(Records)
↓

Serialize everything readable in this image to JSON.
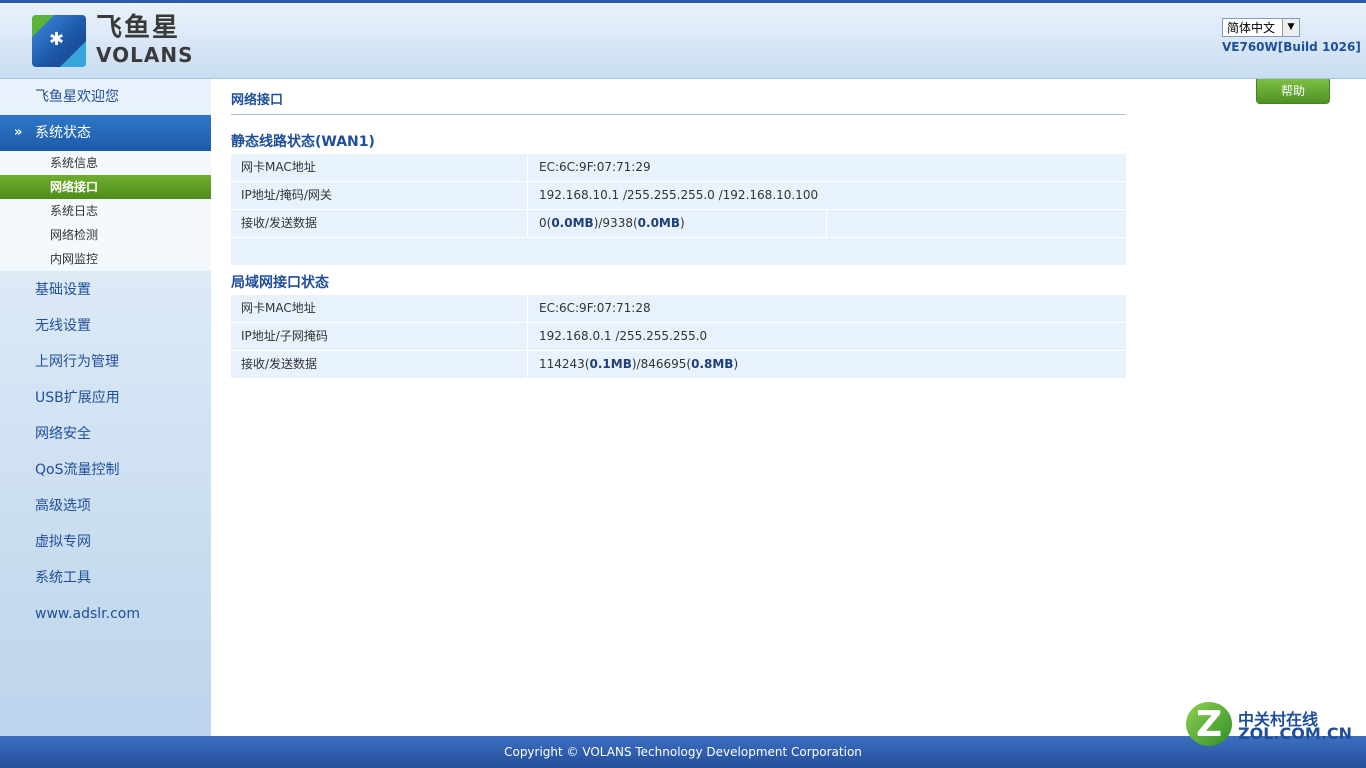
{
  "header": {
    "logo_cn": "飞鱼星",
    "logo_en": "VOLANS",
    "language_select": "简体中文",
    "version": "VE760W[Build 1026]"
  },
  "sidebar": {
    "welcome": "飞鱼星欢迎您",
    "active_section": "系统状态",
    "sub_items": [
      "系统信息",
      "网络接口",
      "系统日志",
      "网络检测",
      "内网监控"
    ],
    "selected_sub": "网络接口",
    "items": [
      "基础设置",
      "无线设置",
      "上网行为管理",
      "USB扩展应用",
      "网络安全",
      "QoS流量控制",
      "高级选项",
      "虚拟专网",
      "系统工具",
      "www.adslr.com"
    ]
  },
  "main": {
    "title": "网络接口",
    "help_label": "帮助",
    "wan": {
      "heading": "静态线路状态(WAN1)",
      "rows": [
        {
          "label": "网卡MAC地址",
          "value": "EC:6C:9F:07:71:29"
        },
        {
          "label": "IP地址/掩码/网关",
          "value": "192.168.10.1 /255.255.255.0 /192.168.10.100"
        },
        {
          "label": "接收/发送数据",
          "rx_bytes": "0",
          "rx_mb": "0.0MB",
          "tx_bytes": "9338",
          "tx_mb": "0.0MB"
        }
      ]
    },
    "lan": {
      "heading": "局域网接口状态",
      "rows": [
        {
          "label": "网卡MAC地址",
          "value": "EC:6C:9F:07:71:28"
        },
        {
          "label": "IP地址/子网掩码",
          "value": "192.168.0.1 /255.255.255.0"
        },
        {
          "label": "接收/发送数据",
          "rx_bytes": "114243",
          "rx_mb": "0.1MB",
          "tx_bytes": "846695",
          "tx_mb": "0.8MB"
        }
      ]
    }
  },
  "footer": {
    "copyright": "Copyright © VOLANS Technology Development Corporation"
  },
  "watermark": {
    "line1": "中关村在线",
    "line2": "ZOL.COM.CN"
  }
}
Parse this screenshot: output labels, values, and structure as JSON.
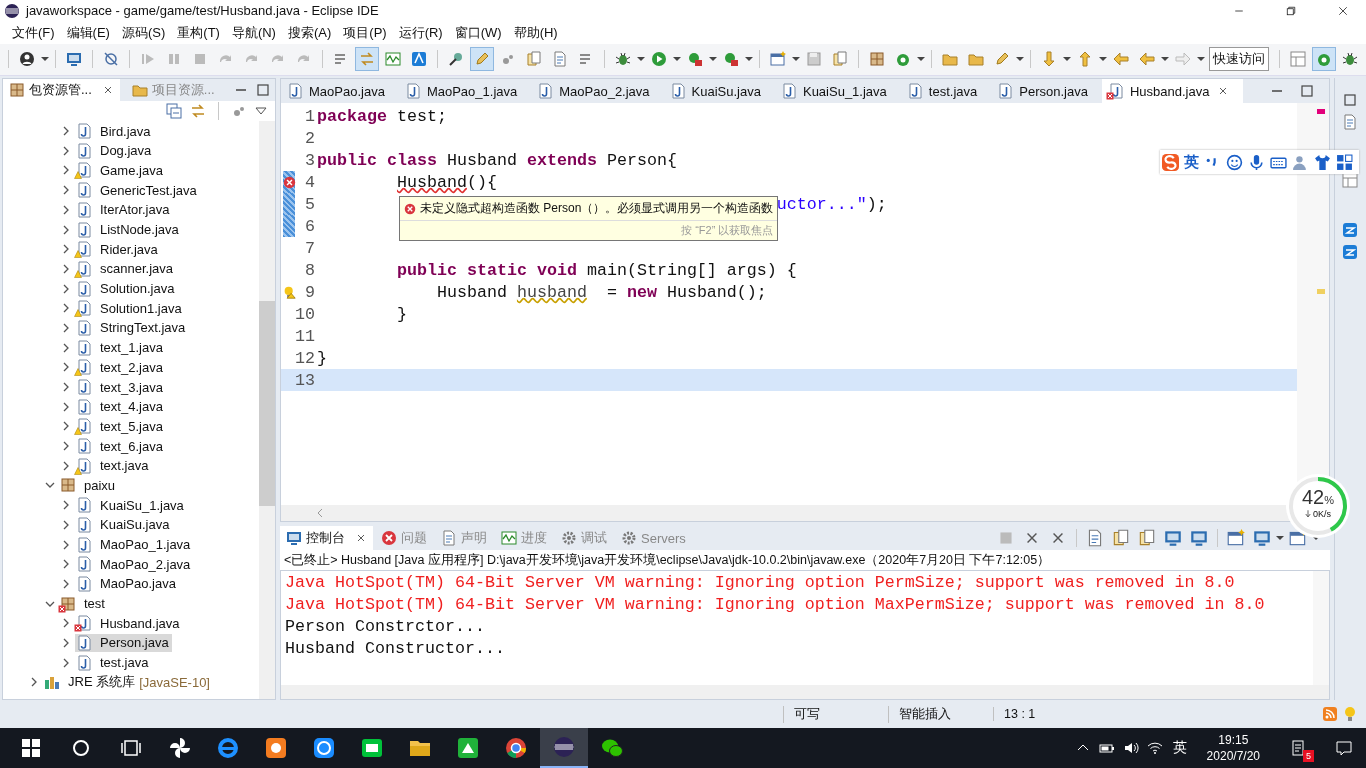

↑

WHAT TO DO: State the number of lines holding the word "VOLANS" in the listing. Add nothing else.

ANSWER TO THIS PROBLEM: 2